CONSIGNE 1: Dans le texte sur la réception du feedback, recopiez le passage qui commence par « Quelle que soit » et s'arrête après « Le feedback ? », en renommant « feedbacks » en « retours ».
CONSIGNE 2: D'après le texte sur la réception du feedback, chez quel éditeur et à quelle date l'ouvrage de Douglas Stone et Sheila Heen a-t-il paru ?
CONSIGNE 3: Selon le texte sur la réception du feedback, quelles qualités distinguent in fine les individus qui savent tirer profit des feedbacks constructifs ? Énumérez-les toutes.

TEXTE FOURNI:
---------------

Thanks for the feedback
Les entreprises consacrent énormément de temps et d’argent à former leurs dirigeants, leurs managers et leurs employés afin qu’ils améliorent la qualité de leurs feedbacks (pour leurs subordonnés, leurs collègues, leurs patrons… dans la logique des fameuses évaluations 360°). Mais elles négligent totalement un élément crucial du processus : la façon dont le feedback est reçu !
• Concentrer ses efforts sur la façon de donner un feedback est bien, mais se pencher sur la façon dont il est reçu est le facteur clé d’un feedback réussi.
• Le feedback est toujours difficile à entendre, car il déclenche des émotions négatives puissantes. Un feedback réussi repose aussi sur un savoir faire en déminage.
• Bien le recevoir exige de ne pas rester passif : posez des questions, travaillez activement à accroître le niveau d’information transmise et apprendre à poser des limites.
D’après Thanks for the feedback: The science and art of receiving feedback well
Douglas Stone et Sheila Heen (Viking, mars 2014).
Quelle que soit l’origine des feedbacks (d’un patron, d’un subordonné ou d’un collègue), savoir les recevoir est une qualité essentielle pour progresser. Selon Sheila Heen et Douglas Stone, les individus qui savent tirer profit des feedbacks constructifs basés entre autres sur des « axes d’amélioration » sont in fine plus aptes à progresser, plus agiles, plus sereins et plus performants. Au cours de leurs recherches, Sheila Heen et Douglas Stone n’ont pourtant guère rencontré d’individus (dirigeants, managers ou employés) experts dans l’art de recevoir les feedbacks. Une nouvelle compétence à acquérir ?
Recevoir un feedback, un moment pénible pour tout le monde
Peu importe à quel point un feedback négatif est objectif et constructif, il demeure toujours difficile à entendre car empli d’une forte charge émotionnelle.
Le feedback ?
Bien au-delà de l’évaluation annuelle d’un collaborateur par son manager, le feedback inclut toute remarque ou critique négative/positive destinée à aider un individu à progresser. Il peut par exemple prendre la forme de remerciements et de commentaires verbaux ou non, directs ou implicites, formels ou informels.

---------------

LIGNES DE DONNÉES:
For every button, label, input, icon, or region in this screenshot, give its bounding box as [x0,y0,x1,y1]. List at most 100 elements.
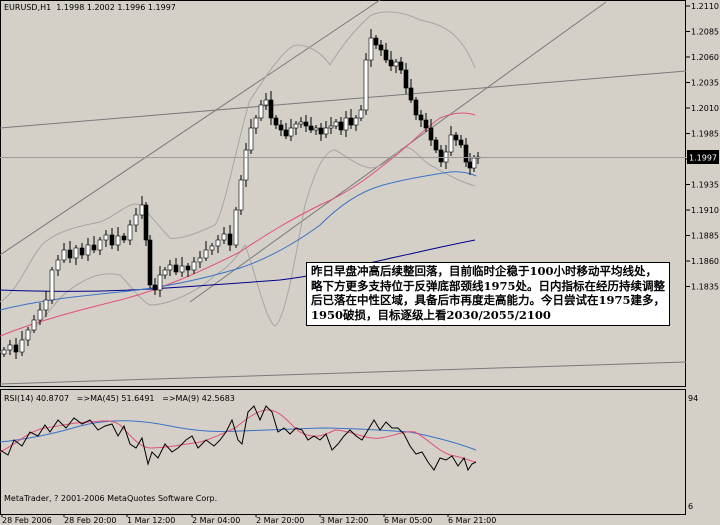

---------------

RÉPONSE CORRECTE 1:
Quelle que soit l’origine des retours (d’un patron, d’un subordonné ou d’un collègue), savoir les recevoir est une qualité essentielle pour progresser. Selon Sheila Heen et Douglas Stone, les individus qui savent tirer profit des retours constructifs basés entre autres sur des « axes d’amélioration » sont in fine plus aptes à progresser, plus agiles, plus sereins et plus performants. Au cours de leurs recherches, Sheila Heen et Douglas Stone n’ont pourtant guère rencontré d’individus (dirigeants, managers ou employés) experts dans l’art de recevoir les retours. Une nouvelle compétence à acquérir ?
Recevoir un feedback, un moment pénible pour tout le monde
Peu importe à quel point un feedback négatif est objectif et constructif, il demeure toujours difficile à entendre car empli d’une forte charge émotionnelle.
Le feedback ?

RÉPONSE CORRECTE 2: Chez Viking, en mars 2014.

RÉPONSE CORRECTE 3: Ils sont plus aptes à progresser, plus agiles, plus sereins et plus performants.